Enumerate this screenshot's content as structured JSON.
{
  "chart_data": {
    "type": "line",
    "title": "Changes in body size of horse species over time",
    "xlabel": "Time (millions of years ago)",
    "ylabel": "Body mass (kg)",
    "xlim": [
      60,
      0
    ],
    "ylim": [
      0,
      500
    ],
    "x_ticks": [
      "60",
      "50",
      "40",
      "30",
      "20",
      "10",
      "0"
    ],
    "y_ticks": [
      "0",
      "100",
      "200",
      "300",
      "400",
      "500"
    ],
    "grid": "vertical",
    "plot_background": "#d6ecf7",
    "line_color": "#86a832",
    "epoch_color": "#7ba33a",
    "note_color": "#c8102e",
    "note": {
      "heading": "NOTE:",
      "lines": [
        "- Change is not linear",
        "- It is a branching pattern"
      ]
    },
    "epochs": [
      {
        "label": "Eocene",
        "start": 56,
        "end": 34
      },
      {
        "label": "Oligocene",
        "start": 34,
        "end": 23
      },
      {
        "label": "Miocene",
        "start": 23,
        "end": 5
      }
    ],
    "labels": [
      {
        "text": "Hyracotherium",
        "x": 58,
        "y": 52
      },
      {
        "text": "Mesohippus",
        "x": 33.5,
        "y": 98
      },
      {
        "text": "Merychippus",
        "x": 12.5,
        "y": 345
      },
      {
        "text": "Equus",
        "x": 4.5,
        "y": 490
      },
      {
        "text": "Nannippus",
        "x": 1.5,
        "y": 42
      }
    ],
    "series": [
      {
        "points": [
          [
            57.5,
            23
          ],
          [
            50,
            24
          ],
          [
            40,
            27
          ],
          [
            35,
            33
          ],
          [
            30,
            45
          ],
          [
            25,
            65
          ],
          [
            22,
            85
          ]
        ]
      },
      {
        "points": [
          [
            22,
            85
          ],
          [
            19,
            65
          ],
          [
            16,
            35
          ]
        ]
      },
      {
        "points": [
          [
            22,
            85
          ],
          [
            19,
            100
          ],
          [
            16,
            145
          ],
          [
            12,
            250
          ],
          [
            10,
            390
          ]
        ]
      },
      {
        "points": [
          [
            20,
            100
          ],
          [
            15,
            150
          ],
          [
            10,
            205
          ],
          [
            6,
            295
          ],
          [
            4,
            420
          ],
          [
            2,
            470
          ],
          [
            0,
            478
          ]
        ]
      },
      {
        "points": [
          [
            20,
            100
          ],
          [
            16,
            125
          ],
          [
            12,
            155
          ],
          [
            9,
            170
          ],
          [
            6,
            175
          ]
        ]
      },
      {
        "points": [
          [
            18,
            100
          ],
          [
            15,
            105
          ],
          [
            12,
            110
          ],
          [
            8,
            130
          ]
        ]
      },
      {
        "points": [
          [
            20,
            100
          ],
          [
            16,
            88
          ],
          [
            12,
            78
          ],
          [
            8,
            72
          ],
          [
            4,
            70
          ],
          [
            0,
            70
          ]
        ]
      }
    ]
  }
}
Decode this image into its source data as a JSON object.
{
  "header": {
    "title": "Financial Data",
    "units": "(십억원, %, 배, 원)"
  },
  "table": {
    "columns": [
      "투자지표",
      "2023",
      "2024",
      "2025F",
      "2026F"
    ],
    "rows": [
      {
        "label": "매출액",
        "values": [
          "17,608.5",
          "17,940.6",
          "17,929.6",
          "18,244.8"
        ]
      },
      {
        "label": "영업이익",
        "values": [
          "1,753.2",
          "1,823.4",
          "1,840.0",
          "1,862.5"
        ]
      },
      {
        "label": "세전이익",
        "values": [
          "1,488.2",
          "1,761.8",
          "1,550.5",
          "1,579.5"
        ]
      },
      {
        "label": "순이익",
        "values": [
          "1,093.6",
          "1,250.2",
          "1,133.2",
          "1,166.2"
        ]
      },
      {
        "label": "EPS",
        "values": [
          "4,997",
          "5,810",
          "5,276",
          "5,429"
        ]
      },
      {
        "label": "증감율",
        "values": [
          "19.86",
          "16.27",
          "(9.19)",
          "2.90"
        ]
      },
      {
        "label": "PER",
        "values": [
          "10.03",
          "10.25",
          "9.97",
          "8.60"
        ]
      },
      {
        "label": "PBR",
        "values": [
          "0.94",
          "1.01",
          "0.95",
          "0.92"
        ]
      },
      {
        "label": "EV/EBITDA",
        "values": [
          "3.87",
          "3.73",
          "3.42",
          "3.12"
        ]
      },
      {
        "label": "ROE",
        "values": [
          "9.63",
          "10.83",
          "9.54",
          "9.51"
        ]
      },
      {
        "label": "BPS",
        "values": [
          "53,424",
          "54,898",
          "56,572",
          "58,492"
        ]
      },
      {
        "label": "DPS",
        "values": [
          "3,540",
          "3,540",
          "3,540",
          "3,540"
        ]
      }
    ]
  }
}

□ □ □ □ □ □ □

# Given exercise
Return all the data above once more, precisely as given.

# Task response
Enumerate this screenshot's content as structured JSON.
{
  "chart_data": {
    "type": "line",
    "title": "Changes in body size of horse species over time",
    "xlabel": "Time (millions of years ago)",
    "ylabel": "Body mass (kg)",
    "xlim": [
      60,
      0
    ],
    "ylim": [
      0,
      500
    ],
    "x_ticks": [
      "60",
      "50",
      "40",
      "30",
      "20",
      "10",
      "0"
    ],
    "y_ticks": [
      "0",
      "100",
      "200",
      "300",
      "400",
      "500"
    ],
    "grid": "vertical",
    "plot_background": "#d6ecf7",
    "line_color": "#86a832",
    "epoch_color": "#7ba33a",
    "note_color": "#c8102e",
    "note": {
      "heading": "NOTE:",
      "lines": [
        "- Change is not linear",
        "- It is a branching pattern"
      ]
    },
    "epochs": [
      {
        "label": "Eocene",
        "start": 56,
        "end": 34
      },
      {
        "label": "Oligocene",
        "start": 34,
        "end": 23
      },
      {
        "label": "Miocene",
        "start": 23,
        "end": 5
      }
    ],
    "labels": [
      {
        "text": "Hyracotherium",
        "x": 58,
        "y": 52
      },
      {
        "text": "Mesohippus",
        "x": 33.5,
        "y": 98
      },
      {
        "text": "Merychippus",
        "x": 12.5,
        "y": 345
      },
      {
        "text": "Equus",
        "x": 4.5,
        "y": 490
      },
      {
        "text": "Nannippus",
        "x": 1.5,
        "y": 42
      }
    ],
    "series": [
      {
        "points": [
          [
            57.5,
            23
          ],
          [
            50,
            24
          ],
          [
            40,
            27
          ],
          [
            35,
            33
          ],
          [
            30,
            45
          ],
          [
            25,
            65
          ],
          [
            22,
            85
          ]
        ]
      },
      {
        "points": [
          [
            22,
            85
          ],
          [
            19,
            65
          ],
          [
            16,
            35
          ]
        ]
      },
      {
        "points": [
          [
            22,
            85
          ],
          [
            19,
            100
          ],
          [
            16,
            145
          ],
          [
            12,
            250
          ],
          [
            10,
            390
          ]
        ]
      },
      {
        "points": [
          [
            20,
            100
          ],
          [
            15,
            150
          ],
          [
            10,
            205
          ],
          [
            6,
            295
          ],
          [
            4,
            420
          ],
          [
            2,
            470
          ],
          [
            0,
            478
          ]
        ]
      },
      {
        "points": [
          [
            20,
            100
          ],
          [
            16,
            125
          ],
          [
            12,
            155
          ],
          [
            9,
            170
          ],
          [
            6,
            175
          ]
        ]
      },
      {
        "points": [
          [
            18,
            100
          ],
          [
            15,
            105
          ],
          [
            12,
            110
          ],
          [
            8,
            130
          ]
        ]
      },
      {
        "points": [
          [
            20,
            100
          ],
          [
            16,
            88
          ],
          [
            12,
            78
          ],
          [
            8,
            72
          ],
          [
            4,
            70
          ],
          [
            0,
            70
          ]
        ]
      }
    ]
  }
}
Decode this image into its source data as a JSON object.
{
  "header": {
    "title": "Financial Data",
    "units": "(십억원, %, 배, 원)"
  },
  "table": {
    "columns": [
      "투자지표",
      "2023",
      "2024",
      "2025F",
      "2026F"
    ],
    "rows": [
      {
        "label": "매출액",
        "values": [
          "17,608.5",
          "17,940.6",
          "17,929.6",
          "18,244.8"
        ]
      },
      {
        "label": "영업이익",
        "values": [
          "1,753.2",
          "1,823.4",
          "1,840.0",
          "1,862.5"
        ]
      },
      {
        "label": "세전이익",
        "values": [
          "1,488.2",
          "1,761.8",
          "1,550.5",
          "1,579.5"
        ]
      },
      {
        "label": "순이익",
        "values": [
          "1,093.6",
          "1,250.2",
          "1,133.2",
          "1,166.2"
        ]
      },
      {
        "label": "EPS",
        "values": [
          "4,997",
          "5,810",
          "5,276",
          "5,429"
        ]
      },
      {
        "label": "증감율",
        "values": [
          "19.86",
          "16.27",
          "(9.19)",
          "2.90"
        ]
      },
      {
        "label": "PER",
        "values": [
          "10.03",
          "10.25",
          "9.97",
          "8.60"
        ]
      },
      {
        "label": "PBR",
        "values": [
          "0.94",
          "1.01",
          "0.95",
          "0.92"
        ]
      },
      {
        "label": "EV/EBITDA",
        "values": [
          "3.87",
          "3.73",
          "3.42",
          "3.12"
        ]
      },
      {
        "label": "ROE",
        "values": [
          "9.63",
          "10.83",
          "9.54",
          "9.51"
        ]
      },
      {
        "label": "BPS",
        "values": [
          "53,424",
          "54,898",
          "56,572",
          "58,492"
        ]
      },
      {
        "label": "DPS",
        "values": [
          "3,540",
          "3,540",
          "3,540",
          "3,540"
        ]
      }
    ]
  }
}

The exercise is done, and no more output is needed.